*REQUIREMENTS*: All of the records below must be output exactly, with no pictures carried over.

*EXTRACTED RECORDS*:
::::
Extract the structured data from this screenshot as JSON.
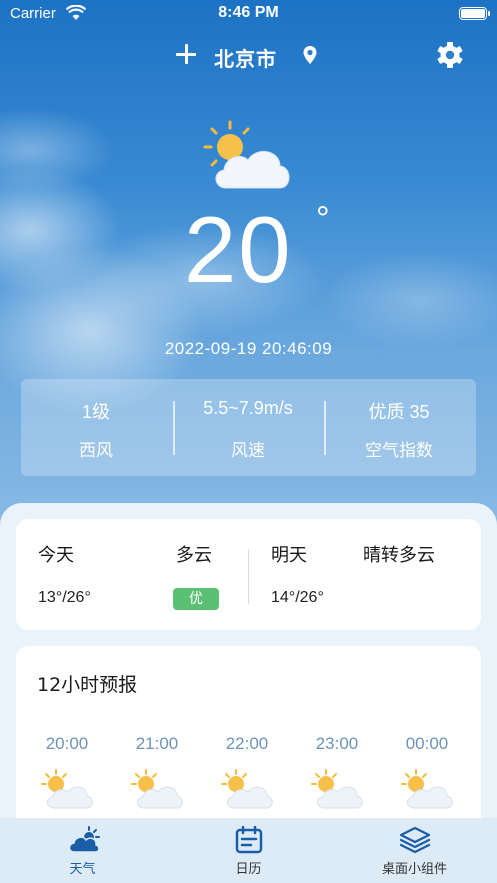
{
  "status_bar": {
    "carrier": "Carrier",
    "time": "8:46 PM"
  },
  "header": {
    "city": "北京市"
  },
  "current": {
    "icon": "partly-cloudy-icon",
    "temperature": "20",
    "degree_symbol": "°",
    "datetime": "2022-09-19 20:46:09"
  },
  "stats": [
    {
      "value": "1级",
      "label": "西风"
    },
    {
      "value": "5.5~7.9m/s",
      "label": "风速"
    },
    {
      "value": "优质 35",
      "label": "空气指数"
    }
  ],
  "today": {
    "label": "今天",
    "condition": "多云",
    "temp": "13°/26°",
    "aqi": "优"
  },
  "tomorrow": {
    "label": "明天",
    "condition": "晴转多云",
    "temp": "14°/26°"
  },
  "hourly": {
    "title": "12小时预报",
    "hours": [
      {
        "time": "20:00",
        "icon": "partly-cloudy-icon"
      },
      {
        "time": "21:00",
        "icon": "partly-cloudy-icon"
      },
      {
        "time": "22:00",
        "icon": "partly-cloudy-icon"
      },
      {
        "time": "23:00",
        "icon": "partly-cloudy-icon"
      },
      {
        "time": "00:00",
        "icon": "partly-cloudy-icon"
      }
    ]
  },
  "tabs": [
    {
      "label": "天气",
      "icon": "weather-icon",
      "active": true
    },
    {
      "label": "日历",
      "icon": "calendar-icon",
      "active": false
    },
    {
      "label": "桌面小组件",
      "icon": "layers-icon",
      "active": false
    }
  ],
  "colors": {
    "accent": "#1b5ea8",
    "aqi_good": "#5ac174",
    "sky_top": "#1c72c4"
  }
}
::::
*TASK OUTPUT*:
Extract the structured data from this screenshot as JSON.
{
  "status_bar": {
    "carrier": "Carrier",
    "time": "8:46 PM"
  },
  "header": {
    "city": "北京市"
  },
  "current": {
    "icon": "partly-cloudy-icon",
    "temperature": "20",
    "degree_symbol": "°",
    "datetime": "2022-09-19 20:46:09"
  },
  "stats": [
    {
      "value": "1级",
      "label": "西风"
    },
    {
      "value": "5.5~7.9m/s",
      "label": "风速"
    },
    {
      "value": "优质 35",
      "label": "空气指数"
    }
  ],
  "today": {
    "label": "今天",
    "condition": "多云",
    "temp": "13°/26°",
    "aqi": "优"
  },
  "tomorrow": {
    "label": "明天",
    "condition": "晴转多云",
    "temp": "14°/26°"
  },
  "hourly": {
    "title": "12小时预报",
    "hours": [
      {
        "time": "20:00",
        "icon": "partly-cloudy-icon"
      },
      {
        "time": "21:00",
        "icon": "partly-cloudy-icon"
      },
      {
        "time": "22:00",
        "icon": "partly-cloudy-icon"
      },
      {
        "time": "23:00",
        "icon": "partly-cloudy-icon"
      },
      {
        "time": "00:00",
        "icon": "partly-cloudy-icon"
      }
    ]
  },
  "tabs": [
    {
      "label": "天气",
      "icon": "weather-icon",
      "active": true
    },
    {
      "label": "日历",
      "icon": "calendar-icon",
      "active": false
    },
    {
      "label": "桌面小组件",
      "icon": "layers-icon",
      "active": false
    }
  ],
  "colors": {
    "accent": "#1b5ea8",
    "aqi_good": "#5ac174",
    "sky_top": "#1c72c4"
  }
}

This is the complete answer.